> **Do this**:
Reproduce the records below exactly, leaving out any pictures.

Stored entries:
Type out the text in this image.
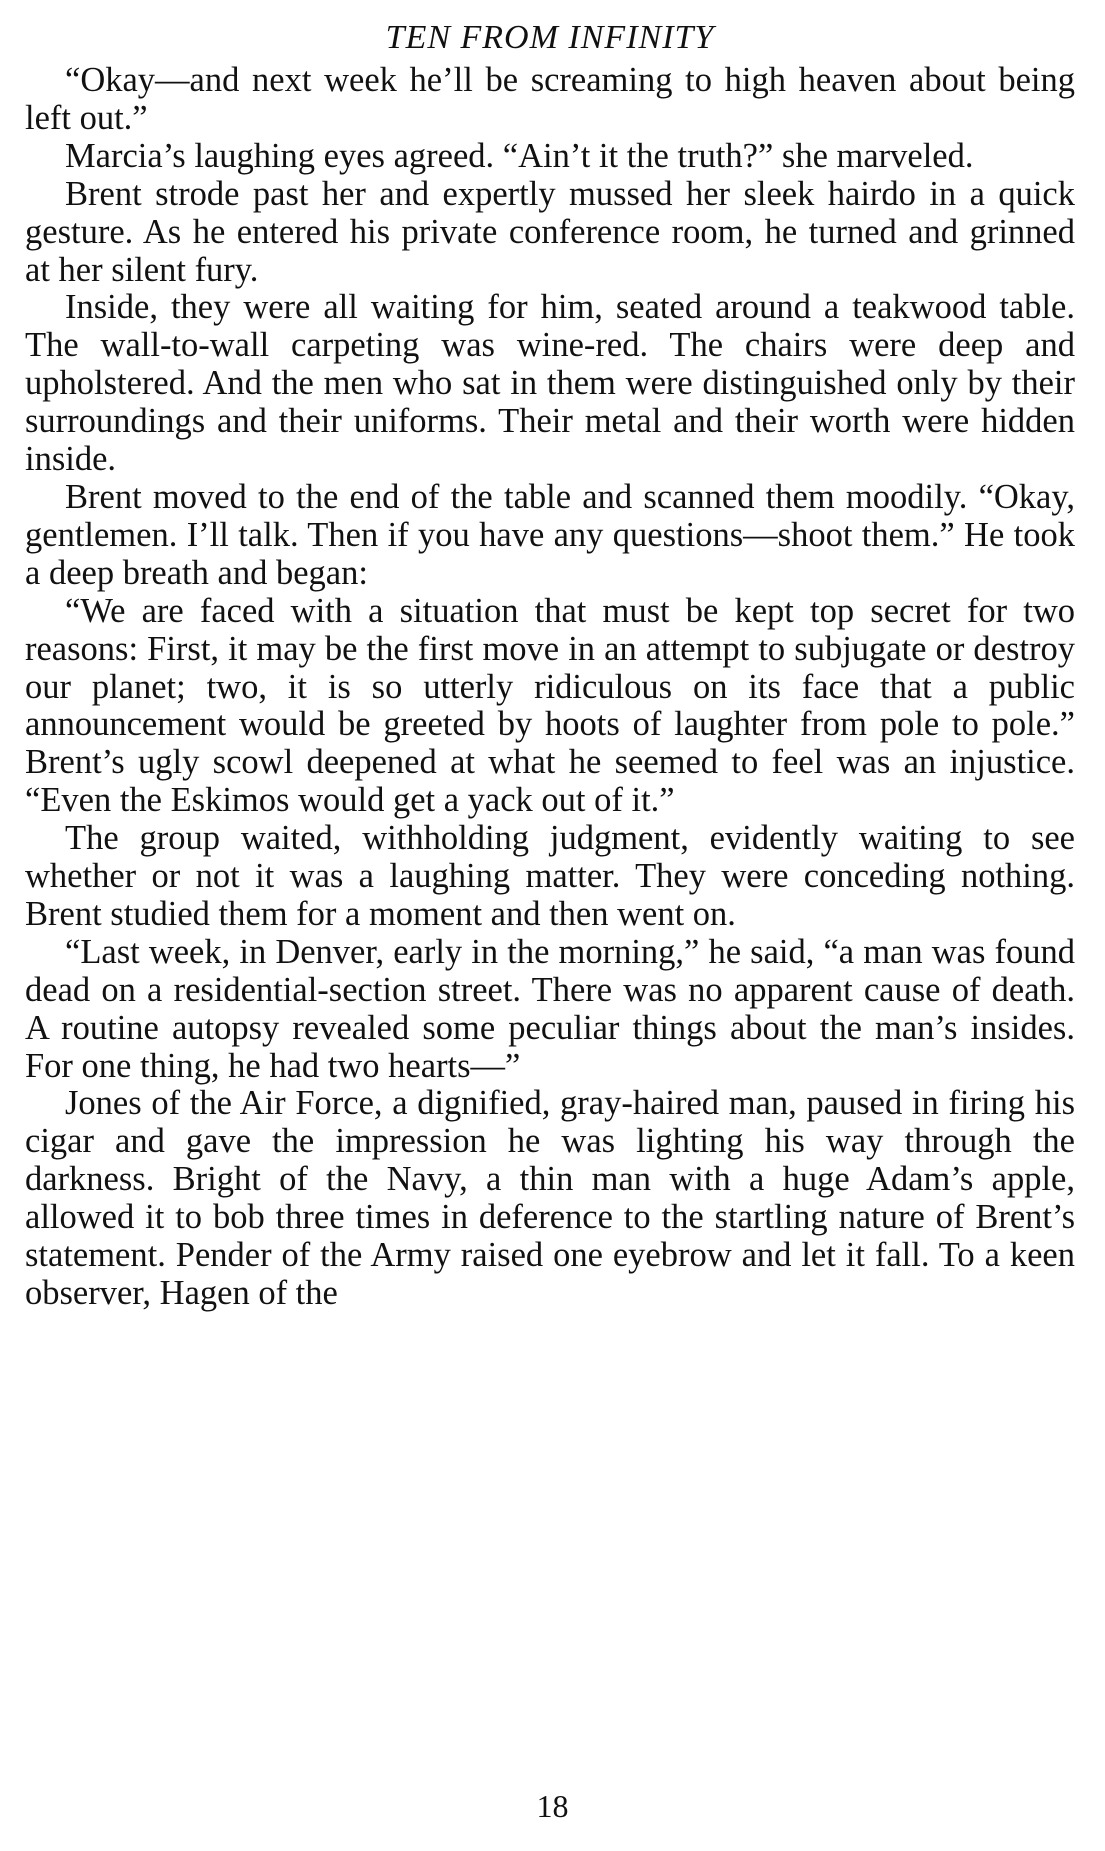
TEN FROM INFINITY

“Okay—and next week he’ll be screaming to high heaven about being left out.”

Marcia’s laughing eyes agreed. “Ain’t it the truth?” she marveled.

Brent strode past her and expertly mussed her sleek hairdo in a quick gesture. As he entered his private conference room, he turned and grinned at her silent fury.

Inside, they were all waiting for him, seated around a teakwood table. The wall-to-wall carpeting was wine-red. The chairs were deep and upholstered. And the men who sat in them were distinguished only by their surroundings and their uniforms. Their metal and their worth were hidden inside.

Brent moved to the end of the table and scanned them moodily. “Okay, gentlemen. I’ll talk. Then if you have any questions—shoot them.” He took a deep breath and began:

“We are faced with a situation that must be kept top secret for two reasons: First, it may be the first move in an attempt to subjugate or destroy our planet; two, it is so utterly ridiculous on its face that a public announcement would be greeted by hoots of laughter from pole to pole.” Brent’s ugly scowl deepened at what he seemed to feel was an injustice. “Even the Eskimos would get a yack out of it.”

The group waited, withholding judgment, evidently waiting to see whether or not it was a laughing matter. They were conceding nothing. Brent studied them for a moment and then went on.

“Last week, in Denver, early in the morning,” he said, “a man was found dead on a residential-section street. There was no apparent cause of death. A routine autopsy revealed some peculiar things about the man’s insides. For one thing, he had two hearts—”

Jones of the Air Force, a dignified, gray-haired man, paused in firing his cigar and gave the impression he was lighting his way through the darkness. Bright of the Navy, a thin man with a huge Adam’s apple, allowed it to bob three times in deference to the startling nature of Brent’s statement. Pender of the Army raised one eyebrow and let it fall. To a keen observer, Hagen of the

18
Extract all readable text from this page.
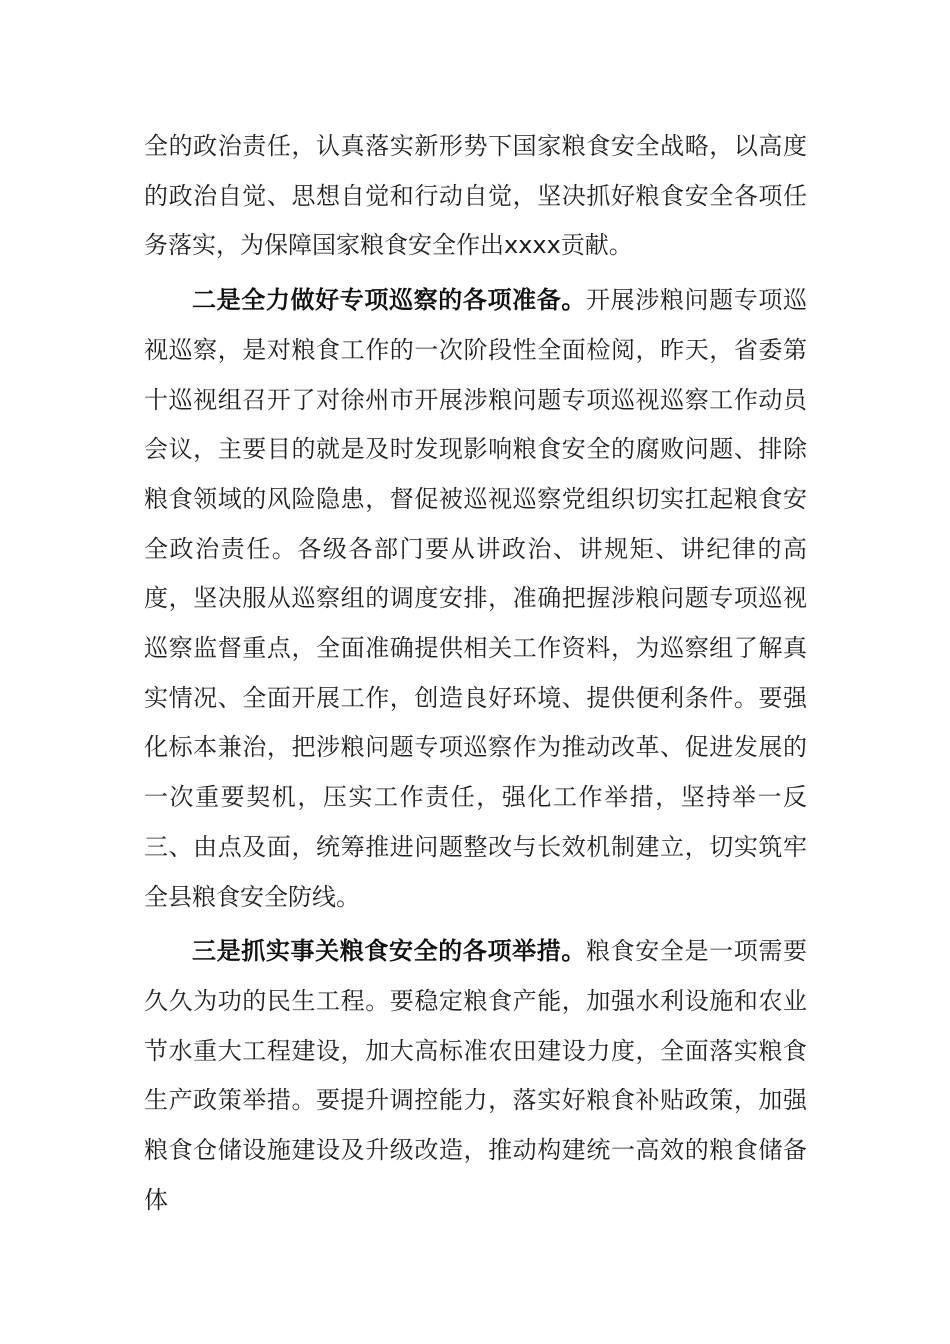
全的政治责任，认真落实新形势下国家粮食安全战略，以高度的政治自觉、思想自觉和行动自觉，坚决抓好粮食安全各项任务落实，为保障国家粮食安全作出xxxx贡献。

二是全力做好专项巡察的各项准备。开展涉粮问题专项巡视巡察，是对粮食工作的一次阶段性全面检阅，昨天，省委第十巡视组召开了对徐州市开展涉粮问题专项巡视巡察工作动员会议，主要目的就是及时发现影响粮食安全的腐败问题、排除粮食领域的风险隐患，督促被巡视巡察党组织切实扛起粮食安全政治责任。各级各部门要从讲政治、讲规矩、讲纪律的高度，坚决服从巡察组的调度安排，准确把握涉粮问题专项巡视巡察监督重点，全面准确提供相关工作资料，为巡察组了解真实情况、全面开展工作，创造良好环境、提供便利条件。要强化标本兼治，把涉粮问题专项巡察作为推动改革、促进发展的一次重要契机，压实工作责任，强化工作举措，坚持举一反三、由点及面，统筹推进问题整改与长效机制建立，切实筑牢全县粮食安全防线。

三是抓实事关粮食安全的各项举措。粮食安全是一项需要久久为功的民生工程。要稳定粮食产能，加强水利设施和农业节水重大工程建设，加大高标准农田建设力度，全面落实粮食生产政策举措。要提升调控能力，落实好粮食补贴政策，加强粮食仓储设施建设及升级改造，推动构建统一高效的粮食储备体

> **Reply to the task**:
Type out the text in this image.
TEN FROM INFINITY

“Okay—and next week he’ll be screaming to high heaven about being left out.”

Marcia’s laughing eyes agreed. “Ain’t it the truth?” she marveled.

Brent strode past her and expertly mussed her sleek hairdo in a quick gesture. As he entered his private conference room, he turned and grinned at her silent fury.

Inside, they were all waiting for him, seated around a teakwood table. The wall-to-wall carpeting was wine-red. The chairs were deep and upholstered. And the men who sat in them were distinguished only by their surroundings and their uniforms. Their metal and their worth were hidden inside.

Brent moved to the end of the table and scanned them moodily. “Okay, gentlemen. I’ll talk. Then if you have any questions—shoot them.” He took a deep breath and began:

“We are faced with a situation that must be kept top secret for two reasons: First, it may be the first move in an attempt to subjugate or destroy our planet; two, it is so utterly ridiculous on its face that a public announcement would be greeted by hoots of laughter from pole to pole.” Brent’s ugly scowl deepened at what he seemed to feel was an injustice. “Even the Eskimos would get a yack out of it.”

The group waited, withholding judgment, evidently waiting to see whether or not it was a laughing matter. They were conceding nothing. Brent studied them for a moment and then went on.

“Last week, in Denver, early in the morning,” he said, “a man was found dead on a residential-section street. There was no apparent cause of death. A routine autopsy revealed some peculiar things about the man’s insides. For one thing, he had two hearts—”

Jones of the Air Force, a dignified, gray-haired man, paused in firing his cigar and gave the impression he was lighting his way through the darkness. Bright of the Navy, a thin man with a huge Adam’s apple, allowed it to bob three times in deference to the startling nature of Brent’s statement. Pender of the Army raised one eyebrow and let it fall. To a keen observer, Hagen of the

18
Extract all readable text from this page.
全的政治责任，认真落实新形势下国家粮食安全战略，以高度的政治自觉、思想自觉和行动自觉，坚决抓好粮食安全各项任务落实，为保障国家粮食安全作出xxxx贡献。

二是全力做好专项巡察的各项准备。开展涉粮问题专项巡视巡察，是对粮食工作的一次阶段性全面检阅，昨天，省委第十巡视组召开了对徐州市开展涉粮问题专项巡视巡察工作动员会议，主要目的就是及时发现影响粮食安全的腐败问题、排除粮食领域的风险隐患，督促被巡视巡察党组织切实扛起粮食安全政治责任。各级各部门要从讲政治、讲规矩、讲纪律的高度，坚决服从巡察组的调度安排，准确把握涉粮问题专项巡视巡察监督重点，全面准确提供相关工作资料，为巡察组了解真实情况、全面开展工作，创造良好环境、提供便利条件。要强化标本兼治，把涉粮问题专项巡察作为推动改革、促进发展的一次重要契机，压实工作责任，强化工作举措，坚持举一反三、由点及面，统筹推进问题整改与长效机制建立，切实筑牢全县粮食安全防线。

三是抓实事关粮食安全的各项举措。粮食安全是一项需要久久为功的民生工程。要稳定粮食产能，加强水利设施和农业节水重大工程建设，加大高标准农田建设力度，全面落实粮食生产政策举措。要提升调控能力，落实好粮食补贴政策，加强粮食仓储设施建设及升级改造，推动构建统一高效的粮食储备体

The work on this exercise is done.